[Element box listing]
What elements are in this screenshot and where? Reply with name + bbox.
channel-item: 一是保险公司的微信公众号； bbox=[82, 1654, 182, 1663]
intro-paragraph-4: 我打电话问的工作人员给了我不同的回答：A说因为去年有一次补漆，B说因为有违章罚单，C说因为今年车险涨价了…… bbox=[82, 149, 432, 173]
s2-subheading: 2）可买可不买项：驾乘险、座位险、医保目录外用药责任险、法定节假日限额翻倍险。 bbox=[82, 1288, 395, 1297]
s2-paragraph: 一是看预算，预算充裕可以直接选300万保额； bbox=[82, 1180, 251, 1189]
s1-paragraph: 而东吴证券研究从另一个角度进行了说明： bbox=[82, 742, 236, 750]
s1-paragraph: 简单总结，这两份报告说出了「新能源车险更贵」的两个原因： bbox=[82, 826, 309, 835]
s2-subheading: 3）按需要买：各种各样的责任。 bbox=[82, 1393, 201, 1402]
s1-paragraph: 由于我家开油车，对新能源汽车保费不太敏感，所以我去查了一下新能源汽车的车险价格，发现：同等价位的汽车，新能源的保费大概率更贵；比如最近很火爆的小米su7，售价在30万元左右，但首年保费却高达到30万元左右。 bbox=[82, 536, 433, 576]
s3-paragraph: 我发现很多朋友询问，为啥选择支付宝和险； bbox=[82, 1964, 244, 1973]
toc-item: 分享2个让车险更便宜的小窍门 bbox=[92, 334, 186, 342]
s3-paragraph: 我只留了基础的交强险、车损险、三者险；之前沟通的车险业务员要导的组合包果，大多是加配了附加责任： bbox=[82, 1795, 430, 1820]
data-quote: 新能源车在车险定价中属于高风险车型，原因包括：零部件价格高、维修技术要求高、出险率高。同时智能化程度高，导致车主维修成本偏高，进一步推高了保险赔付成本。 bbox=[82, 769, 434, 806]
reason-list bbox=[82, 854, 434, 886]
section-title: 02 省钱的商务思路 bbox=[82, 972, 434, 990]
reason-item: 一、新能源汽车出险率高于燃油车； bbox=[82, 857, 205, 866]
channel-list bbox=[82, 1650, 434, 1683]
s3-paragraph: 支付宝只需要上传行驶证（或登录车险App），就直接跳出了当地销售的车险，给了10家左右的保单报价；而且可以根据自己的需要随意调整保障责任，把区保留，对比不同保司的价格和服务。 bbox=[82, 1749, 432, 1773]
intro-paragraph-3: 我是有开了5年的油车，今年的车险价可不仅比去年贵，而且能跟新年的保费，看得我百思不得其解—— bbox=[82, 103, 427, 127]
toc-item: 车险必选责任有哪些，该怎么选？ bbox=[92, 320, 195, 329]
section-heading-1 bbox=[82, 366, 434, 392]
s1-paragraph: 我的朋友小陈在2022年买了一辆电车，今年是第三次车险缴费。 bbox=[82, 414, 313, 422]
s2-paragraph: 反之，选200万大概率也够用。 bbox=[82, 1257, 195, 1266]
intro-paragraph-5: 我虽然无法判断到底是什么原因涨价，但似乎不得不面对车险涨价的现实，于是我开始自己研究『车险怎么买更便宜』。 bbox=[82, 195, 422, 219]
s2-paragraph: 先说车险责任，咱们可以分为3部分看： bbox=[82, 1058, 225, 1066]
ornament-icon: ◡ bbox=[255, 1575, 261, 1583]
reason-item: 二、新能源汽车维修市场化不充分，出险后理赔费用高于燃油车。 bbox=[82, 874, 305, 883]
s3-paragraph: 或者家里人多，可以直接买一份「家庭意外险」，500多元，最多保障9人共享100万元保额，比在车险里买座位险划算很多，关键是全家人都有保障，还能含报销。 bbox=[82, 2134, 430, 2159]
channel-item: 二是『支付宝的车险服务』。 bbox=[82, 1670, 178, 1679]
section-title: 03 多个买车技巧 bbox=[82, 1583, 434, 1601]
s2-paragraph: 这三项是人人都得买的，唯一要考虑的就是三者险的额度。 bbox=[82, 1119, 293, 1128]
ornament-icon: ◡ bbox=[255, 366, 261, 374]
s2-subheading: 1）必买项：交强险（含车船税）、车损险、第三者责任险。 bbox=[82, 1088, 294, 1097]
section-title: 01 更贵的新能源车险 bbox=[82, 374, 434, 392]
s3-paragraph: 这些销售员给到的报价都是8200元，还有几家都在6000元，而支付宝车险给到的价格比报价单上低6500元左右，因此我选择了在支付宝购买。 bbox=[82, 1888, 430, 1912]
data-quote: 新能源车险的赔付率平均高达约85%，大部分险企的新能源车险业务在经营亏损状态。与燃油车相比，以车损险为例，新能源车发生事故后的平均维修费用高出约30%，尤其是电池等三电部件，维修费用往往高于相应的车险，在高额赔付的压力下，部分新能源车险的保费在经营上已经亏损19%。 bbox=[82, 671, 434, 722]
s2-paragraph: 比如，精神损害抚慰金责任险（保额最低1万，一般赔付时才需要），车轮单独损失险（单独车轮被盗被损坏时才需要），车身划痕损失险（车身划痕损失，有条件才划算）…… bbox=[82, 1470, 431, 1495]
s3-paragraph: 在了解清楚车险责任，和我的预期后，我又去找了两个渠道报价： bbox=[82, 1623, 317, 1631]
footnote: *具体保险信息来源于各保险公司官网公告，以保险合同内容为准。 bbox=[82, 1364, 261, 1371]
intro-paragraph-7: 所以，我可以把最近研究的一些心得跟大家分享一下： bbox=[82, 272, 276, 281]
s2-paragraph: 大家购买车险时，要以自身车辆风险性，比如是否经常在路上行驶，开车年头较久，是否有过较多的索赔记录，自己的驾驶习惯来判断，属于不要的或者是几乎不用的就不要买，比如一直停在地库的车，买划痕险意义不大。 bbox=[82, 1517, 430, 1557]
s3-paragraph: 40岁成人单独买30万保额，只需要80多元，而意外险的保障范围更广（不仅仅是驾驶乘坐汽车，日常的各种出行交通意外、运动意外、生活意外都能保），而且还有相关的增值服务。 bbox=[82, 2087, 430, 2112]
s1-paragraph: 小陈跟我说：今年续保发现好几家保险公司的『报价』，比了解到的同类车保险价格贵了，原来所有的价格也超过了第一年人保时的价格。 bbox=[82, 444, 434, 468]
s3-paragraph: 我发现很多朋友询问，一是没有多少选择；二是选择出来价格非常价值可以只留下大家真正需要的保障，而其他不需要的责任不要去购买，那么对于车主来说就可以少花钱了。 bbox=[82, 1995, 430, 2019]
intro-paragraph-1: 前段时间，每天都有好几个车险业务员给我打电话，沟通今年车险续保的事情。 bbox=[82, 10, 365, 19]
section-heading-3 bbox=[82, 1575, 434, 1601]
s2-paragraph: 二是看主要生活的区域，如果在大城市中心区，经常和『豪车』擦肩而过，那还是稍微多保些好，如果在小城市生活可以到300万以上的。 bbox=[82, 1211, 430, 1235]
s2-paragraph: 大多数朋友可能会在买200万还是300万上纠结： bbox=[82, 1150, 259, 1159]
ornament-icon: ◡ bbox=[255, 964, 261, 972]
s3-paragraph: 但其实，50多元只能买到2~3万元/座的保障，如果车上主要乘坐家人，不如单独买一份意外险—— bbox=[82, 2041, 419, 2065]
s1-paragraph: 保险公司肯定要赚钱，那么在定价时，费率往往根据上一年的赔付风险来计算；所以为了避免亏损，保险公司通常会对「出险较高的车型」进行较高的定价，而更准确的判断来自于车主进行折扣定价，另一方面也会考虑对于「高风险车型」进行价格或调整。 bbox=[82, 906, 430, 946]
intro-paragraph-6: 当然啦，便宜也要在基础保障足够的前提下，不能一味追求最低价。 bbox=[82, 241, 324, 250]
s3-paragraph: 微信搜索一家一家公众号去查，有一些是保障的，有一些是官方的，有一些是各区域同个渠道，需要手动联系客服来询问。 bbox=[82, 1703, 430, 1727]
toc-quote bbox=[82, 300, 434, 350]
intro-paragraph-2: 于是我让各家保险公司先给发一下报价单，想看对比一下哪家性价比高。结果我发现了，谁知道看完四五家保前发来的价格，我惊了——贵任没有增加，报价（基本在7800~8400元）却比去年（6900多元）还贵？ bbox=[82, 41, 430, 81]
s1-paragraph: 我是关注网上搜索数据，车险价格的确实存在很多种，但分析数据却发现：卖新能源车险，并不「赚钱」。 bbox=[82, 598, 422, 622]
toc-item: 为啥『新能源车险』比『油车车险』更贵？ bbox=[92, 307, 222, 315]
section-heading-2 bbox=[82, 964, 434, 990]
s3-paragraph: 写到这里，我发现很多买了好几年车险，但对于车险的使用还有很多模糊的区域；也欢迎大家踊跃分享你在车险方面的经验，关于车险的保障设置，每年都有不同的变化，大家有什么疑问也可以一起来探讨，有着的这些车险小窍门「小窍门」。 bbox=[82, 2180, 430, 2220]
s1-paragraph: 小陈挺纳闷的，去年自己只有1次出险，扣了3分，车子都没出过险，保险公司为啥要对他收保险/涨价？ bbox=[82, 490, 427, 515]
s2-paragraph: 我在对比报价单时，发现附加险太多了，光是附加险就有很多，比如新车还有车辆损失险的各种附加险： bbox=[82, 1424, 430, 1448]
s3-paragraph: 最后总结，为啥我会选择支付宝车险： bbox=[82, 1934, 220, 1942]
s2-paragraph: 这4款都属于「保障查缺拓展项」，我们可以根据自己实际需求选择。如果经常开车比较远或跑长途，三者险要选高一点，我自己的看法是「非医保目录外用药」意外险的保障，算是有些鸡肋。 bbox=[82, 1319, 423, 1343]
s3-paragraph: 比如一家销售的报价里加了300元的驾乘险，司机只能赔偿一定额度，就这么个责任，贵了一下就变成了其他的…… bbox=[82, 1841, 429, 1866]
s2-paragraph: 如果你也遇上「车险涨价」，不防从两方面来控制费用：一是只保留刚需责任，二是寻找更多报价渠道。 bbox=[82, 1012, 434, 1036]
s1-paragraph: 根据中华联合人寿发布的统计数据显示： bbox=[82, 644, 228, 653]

(WHAT IS NEEDED)
Recast the listing as a Markdown table, from its first line up to and including the line with "s2-subheading: 3）按需要买：各种各样的责任。 bbox=[82, 1393, 201, 1402]". Use the columns Row and Line, and leave out blank lines.

(CORRECT RESPONSE)
| Row | Line |
|---|---|
| 1 | What elements are in this screenshot and where? Reply with name + bbox. |
| 2 | channel-item: 一是保险公司的微信公众号； bbox=[82, 1654, 182, 1663] |
| 3 | intro-paragraph-4: 我打电话问的工作人员给了我不同的回答：A说因为去年有一次补漆，B说因为有违章罚单，C说因为今年车险涨价了…… bbox=[82, 149, 432, 173] |
| 4 | s2-subheading: 2）可买可不买项：驾乘险、座位险、医保目录外用药责任险、法定节假日限额翻倍险。 bbox=[82, 1288, 395, 1297] |
| 5 | s2-paragraph: 一是看预算，预算充裕可以直接选300万保额； bbox=[82, 1180, 251, 1189] |
| 6 | s1-paragraph: 而东吴证券研究从另一个角度进行了说明： bbox=[82, 742, 236, 750] |
| 7 | s1-paragraph: 简单总结，这两份报告说出了「新能源车险更贵」的两个原因： bbox=[82, 826, 309, 835] |
| 8 | s2-subheading: 3）按需要买：各种各样的责任。 bbox=[82, 1393, 201, 1402] |